**OBJECTIVE**
Send back the records in full, character for character.

## Start

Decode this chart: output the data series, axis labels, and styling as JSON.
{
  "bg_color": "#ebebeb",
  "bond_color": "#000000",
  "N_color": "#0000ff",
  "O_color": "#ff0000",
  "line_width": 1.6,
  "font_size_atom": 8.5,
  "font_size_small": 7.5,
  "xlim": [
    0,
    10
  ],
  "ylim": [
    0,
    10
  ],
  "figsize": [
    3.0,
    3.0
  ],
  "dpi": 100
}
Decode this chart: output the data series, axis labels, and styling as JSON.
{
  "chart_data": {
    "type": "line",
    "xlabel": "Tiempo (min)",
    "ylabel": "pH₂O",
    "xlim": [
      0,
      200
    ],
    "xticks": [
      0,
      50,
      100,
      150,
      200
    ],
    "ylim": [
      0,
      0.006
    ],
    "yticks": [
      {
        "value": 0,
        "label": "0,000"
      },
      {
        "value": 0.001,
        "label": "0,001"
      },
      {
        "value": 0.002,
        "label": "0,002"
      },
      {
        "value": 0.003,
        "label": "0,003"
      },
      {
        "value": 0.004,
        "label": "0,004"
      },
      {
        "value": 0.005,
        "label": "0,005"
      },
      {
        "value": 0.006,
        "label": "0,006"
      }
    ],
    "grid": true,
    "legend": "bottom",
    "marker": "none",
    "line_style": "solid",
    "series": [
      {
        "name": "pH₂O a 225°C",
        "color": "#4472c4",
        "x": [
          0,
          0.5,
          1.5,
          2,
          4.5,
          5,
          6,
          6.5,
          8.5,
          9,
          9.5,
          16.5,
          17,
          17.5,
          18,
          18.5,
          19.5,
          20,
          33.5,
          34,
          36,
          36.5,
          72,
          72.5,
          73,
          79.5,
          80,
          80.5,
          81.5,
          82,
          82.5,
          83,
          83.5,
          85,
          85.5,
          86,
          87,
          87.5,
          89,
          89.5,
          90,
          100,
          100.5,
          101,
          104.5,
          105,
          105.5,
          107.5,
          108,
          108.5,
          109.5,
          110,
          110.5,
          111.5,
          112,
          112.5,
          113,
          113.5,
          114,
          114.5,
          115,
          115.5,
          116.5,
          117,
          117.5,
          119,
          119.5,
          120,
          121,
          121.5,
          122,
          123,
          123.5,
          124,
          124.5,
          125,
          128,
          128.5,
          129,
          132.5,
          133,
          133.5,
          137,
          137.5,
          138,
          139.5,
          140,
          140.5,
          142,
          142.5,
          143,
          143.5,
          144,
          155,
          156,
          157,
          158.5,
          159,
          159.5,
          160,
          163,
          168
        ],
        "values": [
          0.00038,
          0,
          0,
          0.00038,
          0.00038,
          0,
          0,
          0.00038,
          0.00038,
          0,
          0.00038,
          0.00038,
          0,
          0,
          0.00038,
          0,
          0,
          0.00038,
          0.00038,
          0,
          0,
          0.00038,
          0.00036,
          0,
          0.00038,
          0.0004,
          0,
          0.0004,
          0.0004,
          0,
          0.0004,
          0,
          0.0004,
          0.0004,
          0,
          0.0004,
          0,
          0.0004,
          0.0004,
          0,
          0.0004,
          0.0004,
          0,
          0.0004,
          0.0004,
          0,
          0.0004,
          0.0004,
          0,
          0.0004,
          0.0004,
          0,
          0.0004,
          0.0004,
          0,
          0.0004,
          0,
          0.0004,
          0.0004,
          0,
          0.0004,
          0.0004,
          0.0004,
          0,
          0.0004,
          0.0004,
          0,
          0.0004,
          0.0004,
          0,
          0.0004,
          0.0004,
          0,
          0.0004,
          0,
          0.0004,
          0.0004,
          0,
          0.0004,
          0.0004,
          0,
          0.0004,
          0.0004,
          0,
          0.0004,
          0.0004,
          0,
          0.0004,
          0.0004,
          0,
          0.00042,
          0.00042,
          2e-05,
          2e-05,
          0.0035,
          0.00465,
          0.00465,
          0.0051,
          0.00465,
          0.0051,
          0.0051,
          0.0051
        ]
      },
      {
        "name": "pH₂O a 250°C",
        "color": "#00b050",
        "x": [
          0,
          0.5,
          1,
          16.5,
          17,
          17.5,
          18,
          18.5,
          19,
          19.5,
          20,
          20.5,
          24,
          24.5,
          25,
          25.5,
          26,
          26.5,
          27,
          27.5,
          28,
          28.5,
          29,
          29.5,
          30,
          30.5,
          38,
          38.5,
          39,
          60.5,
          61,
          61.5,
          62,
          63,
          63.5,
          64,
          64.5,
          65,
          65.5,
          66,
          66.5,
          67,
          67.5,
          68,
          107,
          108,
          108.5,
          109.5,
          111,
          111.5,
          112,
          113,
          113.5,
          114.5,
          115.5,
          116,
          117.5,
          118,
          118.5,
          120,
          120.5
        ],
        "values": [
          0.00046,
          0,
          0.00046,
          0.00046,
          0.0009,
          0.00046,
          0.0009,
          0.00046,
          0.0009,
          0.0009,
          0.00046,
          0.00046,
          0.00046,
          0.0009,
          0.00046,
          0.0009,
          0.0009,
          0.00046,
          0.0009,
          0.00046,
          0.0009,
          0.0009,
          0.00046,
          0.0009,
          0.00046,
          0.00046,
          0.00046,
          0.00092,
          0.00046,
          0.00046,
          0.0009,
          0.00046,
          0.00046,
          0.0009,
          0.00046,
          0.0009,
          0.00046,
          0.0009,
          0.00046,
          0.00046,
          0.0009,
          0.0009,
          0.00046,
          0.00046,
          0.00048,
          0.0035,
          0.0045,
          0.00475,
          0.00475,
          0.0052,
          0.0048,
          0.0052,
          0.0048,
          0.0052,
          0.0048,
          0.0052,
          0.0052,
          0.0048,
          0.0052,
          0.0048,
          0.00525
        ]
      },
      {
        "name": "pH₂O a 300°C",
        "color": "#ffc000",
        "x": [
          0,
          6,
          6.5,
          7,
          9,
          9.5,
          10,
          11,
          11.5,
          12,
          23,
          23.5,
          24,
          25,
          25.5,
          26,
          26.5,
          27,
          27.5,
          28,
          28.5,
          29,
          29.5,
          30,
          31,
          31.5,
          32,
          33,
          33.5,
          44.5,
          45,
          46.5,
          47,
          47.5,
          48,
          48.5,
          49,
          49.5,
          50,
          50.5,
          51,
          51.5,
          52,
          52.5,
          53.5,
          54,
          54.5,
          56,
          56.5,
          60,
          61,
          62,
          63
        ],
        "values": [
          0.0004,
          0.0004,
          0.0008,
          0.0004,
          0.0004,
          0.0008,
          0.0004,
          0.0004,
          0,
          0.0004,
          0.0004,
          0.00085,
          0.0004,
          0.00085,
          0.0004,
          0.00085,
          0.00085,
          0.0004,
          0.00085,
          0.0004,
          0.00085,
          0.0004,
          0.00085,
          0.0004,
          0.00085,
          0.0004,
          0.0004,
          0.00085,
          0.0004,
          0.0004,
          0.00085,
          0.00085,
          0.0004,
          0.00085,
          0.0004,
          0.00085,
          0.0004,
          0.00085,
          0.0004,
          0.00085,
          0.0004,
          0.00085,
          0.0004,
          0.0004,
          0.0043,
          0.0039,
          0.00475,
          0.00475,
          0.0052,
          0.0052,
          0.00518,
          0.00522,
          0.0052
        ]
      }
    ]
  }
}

## End

**TASK RESULT**
Decode this chart: output the data series, axis labels, and styling as JSON.
{
  "bg_color": "#ebebeb",
  "bond_color": "#000000",
  "N_color": "#0000ff",
  "O_color": "#ff0000",
  "line_width": 1.6,
  "font_size_atom": 8.5,
  "font_size_small": 7.5,
  "xlim": [
    0,
    10
  ],
  "ylim": [
    0,
    10
  ],
  "figsize": [
    3.0,
    3.0
  ],
  "dpi": 100
}
Decode this chart: output the data series, axis labels, and styling as JSON.
{
  "chart_data": {
    "type": "line",
    "xlabel": "Tiempo (min)",
    "ylabel": "pH₂O",
    "xlim": [
      0,
      200
    ],
    "xticks": [
      0,
      50,
      100,
      150,
      200
    ],
    "ylim": [
      0,
      0.006
    ],
    "yticks": [
      {
        "value": 0,
        "label": "0,000"
      },
      {
        "value": 0.001,
        "label": "0,001"
      },
      {
        "value": 0.002,
        "label": "0,002"
      },
      {
        "value": 0.003,
        "label": "0,003"
      },
      {
        "value": 0.004,
        "label": "0,004"
      },
      {
        "value": 0.005,
        "label": "0,005"
      },
      {
        "value": 0.006,
        "label": "0,006"
      }
    ],
    "grid": true,
    "legend": "bottom",
    "marker": "none",
    "line_style": "solid",
    "series": [
      {
        "name": "pH₂O a 225°C",
        "color": "#4472c4",
        "x": [
          0,
          0.5,
          1.5,
          2,
          4.5,
          5,
          6,
          6.5,
          8.5,
          9,
          9.5,
          16.5,
          17,
          17.5,
          18,
          18.5,
          19.5,
          20,
          33.5,
          34,
          36,
          36.5,
          72,
          72.5,
          73,
          79.5,
          80,
          80.5,
          81.5,
          82,
          82.5,
          83,
          83.5,
          85,
          85.5,
          86,
          87,
          87.5,
          89,
          89.5,
          90,
          100,
          100.5,
          101,
          104.5,
          105,
          105.5,
          107.5,
          108,
          108.5,
          109.5,
          110,
          110.5,
          111.5,
          112,
          112.5,
          113,
          113.5,
          114,
          114.5,
          115,
          115.5,
          116.5,
          117,
          117.5,
          119,
          119.5,
          120,
          121,
          121.5,
          122,
          123,
          123.5,
          124,
          124.5,
          125,
          128,
          128.5,
          129,
          132.5,
          133,
          133.5,
          137,
          137.5,
          138,
          139.5,
          140,
          140.5,
          142,
          142.5,
          143,
          143.5,
          144,
          155,
          156,
          157,
          158.5,
          159,
          159.5,
          160,
          163,
          168
        ],
        "values": [
          0.00038,
          0,
          0,
          0.00038,
          0.00038,
          0,
          0,
          0.00038,
          0.00038,
          0,
          0.00038,
          0.00038,
          0,
          0,
          0.00038,
          0,
          0,
          0.00038,
          0.00038,
          0,
          0,
          0.00038,
          0.00036,
          0,
          0.00038,
          0.0004,
          0,
          0.0004,
          0.0004,
          0,
          0.0004,
          0,
          0.0004,
          0.0004,
          0,
          0.0004,
          0,
          0.0004,
          0.0004,
          0,
          0.0004,
          0.0004,
          0,
          0.0004,
          0.0004,
          0,
          0.0004,
          0.0004,
          0,
          0.0004,
          0.0004,
          0,
          0.0004,
          0.0004,
          0,
          0.0004,
          0,
          0.0004,
          0.0004,
          0,
          0.0004,
          0.0004,
          0.0004,
          0,
          0.0004,
          0.0004,
          0,
          0.0004,
          0.0004,
          0,
          0.0004,
          0.0004,
          0,
          0.0004,
          0,
          0.0004,
          0.0004,
          0,
          0.0004,
          0.0004,
          0,
          0.0004,
          0.0004,
          0,
          0.0004,
          0.0004,
          0,
          0.0004,
          0.0004,
          0,
          0.00042,
          0.00042,
          2e-05,
          2e-05,
          0.0035,
          0.00465,
          0.00465,
          0.0051,
          0.00465,
          0.0051,
          0.0051,
          0.0051
        ]
      },
      {
        "name": "pH₂O a 250°C",
        "color": "#00b050",
        "x": [
          0,
          0.5,
          1,
          16.5,
          17,
          17.5,
          18,
          18.5,
          19,
          19.5,
          20,
          20.5,
          24,
          24.5,
          25,
          25.5,
          26,
          26.5,
          27,
          27.5,
          28,
          28.5,
          29,
          29.5,
          30,
          30.5,
          38,
          38.5,
          39,
          60.5,
          61,
          61.5,
          62,
          63,
          63.5,
          64,
          64.5,
          65,
          65.5,
          66,
          66.5,
          67,
          67.5,
          68,
          107,
          108,
          108.5,
          109.5,
          111,
          111.5,
          112,
          113,
          113.5,
          114.5,
          115.5,
          116,
          117.5,
          118,
          118.5,
          120,
          120.5
        ],
        "values": [
          0.00046,
          0,
          0.00046,
          0.00046,
          0.0009,
          0.00046,
          0.0009,
          0.00046,
          0.0009,
          0.0009,
          0.00046,
          0.00046,
          0.00046,
          0.0009,
          0.00046,
          0.0009,
          0.0009,
          0.00046,
          0.0009,
          0.00046,
          0.0009,
          0.0009,
          0.00046,
          0.0009,
          0.00046,
          0.00046,
          0.00046,
          0.00092,
          0.00046,
          0.00046,
          0.0009,
          0.00046,
          0.00046,
          0.0009,
          0.00046,
          0.0009,
          0.00046,
          0.0009,
          0.00046,
          0.00046,
          0.0009,
          0.0009,
          0.00046,
          0.00046,
          0.00048,
          0.0035,
          0.0045,
          0.00475,
          0.00475,
          0.0052,
          0.0048,
          0.0052,
          0.0048,
          0.0052,
          0.0048,
          0.0052,
          0.0052,
          0.0048,
          0.0052,
          0.0048,
          0.00525
        ]
      },
      {
        "name": "pH₂O a 300°C",
        "color": "#ffc000",
        "x": [
          0,
          6,
          6.5,
          7,
          9,
          9.5,
          10,
          11,
          11.5,
          12,
          23,
          23.5,
          24,
          25,
          25.5,
          26,
          26.5,
          27,
          27.5,
          28,
          28.5,
          29,
          29.5,
          30,
          31,
          31.5,
          32,
          33,
          33.5,
          44.5,
          45,
          46.5,
          47,
          47.5,
          48,
          48.5,
          49,
          49.5,
          50,
          50.5,
          51,
          51.5,
          52,
          52.5,
          53.5,
          54,
          54.5,
          56,
          56.5,
          60,
          61,
          62,
          63
        ],
        "values": [
          0.0004,
          0.0004,
          0.0008,
          0.0004,
          0.0004,
          0.0008,
          0.0004,
          0.0004,
          0,
          0.0004,
          0.0004,
          0.00085,
          0.0004,
          0.00085,
          0.0004,
          0.00085,
          0.00085,
          0.0004,
          0.00085,
          0.0004,
          0.00085,
          0.0004,
          0.00085,
          0.0004,
          0.00085,
          0.0004,
          0.0004,
          0.00085,
          0.0004,
          0.0004,
          0.00085,
          0.00085,
          0.0004,
          0.00085,
          0.0004,
          0.00085,
          0.0004,
          0.00085,
          0.0004,
          0.00085,
          0.0004,
          0.00085,
          0.0004,
          0.0004,
          0.0043,
          0.0039,
          0.00475,
          0.00475,
          0.0052,
          0.0052,
          0.00518,
          0.00522,
          0.0052
        ]
      }
    ]
  }
}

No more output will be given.